+++ Supplied material

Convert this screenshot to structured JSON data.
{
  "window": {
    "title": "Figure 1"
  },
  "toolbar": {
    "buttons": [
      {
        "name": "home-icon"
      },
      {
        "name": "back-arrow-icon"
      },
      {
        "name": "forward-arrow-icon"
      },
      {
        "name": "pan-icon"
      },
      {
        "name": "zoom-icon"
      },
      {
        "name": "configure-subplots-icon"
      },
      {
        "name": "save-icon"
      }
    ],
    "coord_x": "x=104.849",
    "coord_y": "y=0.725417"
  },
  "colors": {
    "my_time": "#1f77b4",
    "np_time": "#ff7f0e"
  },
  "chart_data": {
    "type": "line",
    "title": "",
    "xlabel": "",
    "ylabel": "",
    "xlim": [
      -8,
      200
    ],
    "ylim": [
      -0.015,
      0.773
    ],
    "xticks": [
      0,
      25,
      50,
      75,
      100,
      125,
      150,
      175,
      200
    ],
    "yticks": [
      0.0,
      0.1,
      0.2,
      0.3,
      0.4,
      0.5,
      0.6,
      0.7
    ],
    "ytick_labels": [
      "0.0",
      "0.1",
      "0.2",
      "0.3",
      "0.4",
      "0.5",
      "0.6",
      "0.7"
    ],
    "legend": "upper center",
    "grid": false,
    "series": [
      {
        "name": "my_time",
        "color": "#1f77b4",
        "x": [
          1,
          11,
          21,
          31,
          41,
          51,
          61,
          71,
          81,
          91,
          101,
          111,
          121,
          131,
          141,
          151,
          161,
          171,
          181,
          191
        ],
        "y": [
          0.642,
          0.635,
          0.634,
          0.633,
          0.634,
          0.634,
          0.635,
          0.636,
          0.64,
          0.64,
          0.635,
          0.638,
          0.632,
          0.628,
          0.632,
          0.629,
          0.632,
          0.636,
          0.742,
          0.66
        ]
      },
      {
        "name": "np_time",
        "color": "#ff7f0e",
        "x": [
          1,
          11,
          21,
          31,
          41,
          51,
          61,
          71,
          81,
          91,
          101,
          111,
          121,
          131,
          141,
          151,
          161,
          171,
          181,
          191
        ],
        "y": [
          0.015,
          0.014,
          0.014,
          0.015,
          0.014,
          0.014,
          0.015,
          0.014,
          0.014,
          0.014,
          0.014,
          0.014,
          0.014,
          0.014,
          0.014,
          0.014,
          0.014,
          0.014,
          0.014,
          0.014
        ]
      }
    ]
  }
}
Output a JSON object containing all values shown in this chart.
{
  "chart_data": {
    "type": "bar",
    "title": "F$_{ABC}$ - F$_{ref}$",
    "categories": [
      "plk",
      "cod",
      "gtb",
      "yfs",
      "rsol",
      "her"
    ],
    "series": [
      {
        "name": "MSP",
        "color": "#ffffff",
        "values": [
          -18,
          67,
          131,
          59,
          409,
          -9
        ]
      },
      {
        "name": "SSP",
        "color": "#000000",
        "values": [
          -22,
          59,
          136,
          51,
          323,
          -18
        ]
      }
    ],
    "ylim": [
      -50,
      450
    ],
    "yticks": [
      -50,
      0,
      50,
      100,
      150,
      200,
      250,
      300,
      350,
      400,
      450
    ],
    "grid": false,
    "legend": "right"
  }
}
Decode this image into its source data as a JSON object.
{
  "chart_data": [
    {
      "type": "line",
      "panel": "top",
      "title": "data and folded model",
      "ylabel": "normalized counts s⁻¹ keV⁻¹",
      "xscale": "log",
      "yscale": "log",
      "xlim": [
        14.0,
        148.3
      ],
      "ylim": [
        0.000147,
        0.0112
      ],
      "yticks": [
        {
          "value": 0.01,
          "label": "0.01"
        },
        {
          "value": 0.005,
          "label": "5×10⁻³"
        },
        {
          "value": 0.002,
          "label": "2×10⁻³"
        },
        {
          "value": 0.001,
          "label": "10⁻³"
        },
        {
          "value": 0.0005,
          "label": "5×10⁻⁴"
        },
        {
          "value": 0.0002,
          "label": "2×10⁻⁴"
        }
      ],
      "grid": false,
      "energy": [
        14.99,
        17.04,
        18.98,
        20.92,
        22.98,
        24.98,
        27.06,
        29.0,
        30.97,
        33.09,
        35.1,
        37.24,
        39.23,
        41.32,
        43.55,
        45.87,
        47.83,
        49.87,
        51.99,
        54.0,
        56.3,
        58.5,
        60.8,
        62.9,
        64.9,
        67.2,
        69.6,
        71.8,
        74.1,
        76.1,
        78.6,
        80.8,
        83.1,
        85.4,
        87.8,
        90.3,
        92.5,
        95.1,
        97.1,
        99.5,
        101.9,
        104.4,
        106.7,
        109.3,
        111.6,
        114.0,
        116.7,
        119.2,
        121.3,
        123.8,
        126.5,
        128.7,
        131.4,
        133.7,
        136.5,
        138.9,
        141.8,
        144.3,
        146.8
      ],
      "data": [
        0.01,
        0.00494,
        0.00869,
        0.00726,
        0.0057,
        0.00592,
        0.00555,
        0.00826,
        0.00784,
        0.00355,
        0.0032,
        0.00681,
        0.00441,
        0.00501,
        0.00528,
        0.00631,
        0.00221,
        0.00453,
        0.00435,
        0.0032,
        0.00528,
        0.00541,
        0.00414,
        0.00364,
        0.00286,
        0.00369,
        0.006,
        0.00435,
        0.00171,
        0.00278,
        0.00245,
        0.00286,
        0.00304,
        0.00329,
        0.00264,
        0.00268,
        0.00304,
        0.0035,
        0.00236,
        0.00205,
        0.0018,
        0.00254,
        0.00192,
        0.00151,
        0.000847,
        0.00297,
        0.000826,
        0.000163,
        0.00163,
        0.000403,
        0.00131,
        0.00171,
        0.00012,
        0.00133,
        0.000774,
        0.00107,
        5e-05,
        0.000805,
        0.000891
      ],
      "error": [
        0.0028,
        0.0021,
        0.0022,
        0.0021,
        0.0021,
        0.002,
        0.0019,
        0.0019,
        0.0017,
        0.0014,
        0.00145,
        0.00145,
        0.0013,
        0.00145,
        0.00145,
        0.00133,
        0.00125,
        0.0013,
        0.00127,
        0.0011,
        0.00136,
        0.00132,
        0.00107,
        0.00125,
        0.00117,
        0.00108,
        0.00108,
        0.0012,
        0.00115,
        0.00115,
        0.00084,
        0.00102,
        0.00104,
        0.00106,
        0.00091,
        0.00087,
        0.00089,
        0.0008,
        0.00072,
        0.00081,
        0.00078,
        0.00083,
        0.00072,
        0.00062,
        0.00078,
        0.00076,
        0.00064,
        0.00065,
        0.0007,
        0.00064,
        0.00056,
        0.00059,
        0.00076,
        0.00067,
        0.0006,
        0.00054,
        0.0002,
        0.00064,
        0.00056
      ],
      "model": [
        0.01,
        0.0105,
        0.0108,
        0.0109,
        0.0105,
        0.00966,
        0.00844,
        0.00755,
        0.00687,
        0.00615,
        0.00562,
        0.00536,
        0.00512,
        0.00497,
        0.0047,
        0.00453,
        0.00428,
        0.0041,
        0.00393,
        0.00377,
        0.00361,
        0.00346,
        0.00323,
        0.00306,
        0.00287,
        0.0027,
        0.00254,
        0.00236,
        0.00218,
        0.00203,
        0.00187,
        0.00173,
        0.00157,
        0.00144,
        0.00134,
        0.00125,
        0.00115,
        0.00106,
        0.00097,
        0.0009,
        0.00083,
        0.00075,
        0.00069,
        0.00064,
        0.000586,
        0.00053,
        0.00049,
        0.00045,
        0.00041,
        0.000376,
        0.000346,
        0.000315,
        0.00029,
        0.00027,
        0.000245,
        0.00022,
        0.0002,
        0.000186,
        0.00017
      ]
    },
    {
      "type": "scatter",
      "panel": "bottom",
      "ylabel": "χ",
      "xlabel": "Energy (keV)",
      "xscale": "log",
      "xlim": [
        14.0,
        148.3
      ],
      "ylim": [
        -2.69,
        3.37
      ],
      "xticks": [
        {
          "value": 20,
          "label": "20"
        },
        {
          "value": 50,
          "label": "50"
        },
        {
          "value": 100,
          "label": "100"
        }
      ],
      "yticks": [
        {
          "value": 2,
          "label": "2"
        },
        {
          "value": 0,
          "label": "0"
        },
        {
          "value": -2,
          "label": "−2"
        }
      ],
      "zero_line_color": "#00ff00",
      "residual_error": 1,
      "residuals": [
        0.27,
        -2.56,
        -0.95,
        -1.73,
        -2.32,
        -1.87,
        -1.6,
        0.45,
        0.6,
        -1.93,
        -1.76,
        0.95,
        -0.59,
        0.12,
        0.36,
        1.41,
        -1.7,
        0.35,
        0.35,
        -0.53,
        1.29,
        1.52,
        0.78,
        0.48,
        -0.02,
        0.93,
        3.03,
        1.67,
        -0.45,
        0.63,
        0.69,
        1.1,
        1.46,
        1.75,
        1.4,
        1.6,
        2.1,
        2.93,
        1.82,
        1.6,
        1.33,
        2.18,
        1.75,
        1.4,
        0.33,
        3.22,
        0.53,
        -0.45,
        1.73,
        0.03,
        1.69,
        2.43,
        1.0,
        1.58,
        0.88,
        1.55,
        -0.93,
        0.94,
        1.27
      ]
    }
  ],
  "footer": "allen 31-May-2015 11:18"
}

++++++

> **Exercise directions**
Copy each line above containing the string "arrow".

> **Task output**
        "name": "back-arrow-icon"
        "name": "forward-arrow-icon"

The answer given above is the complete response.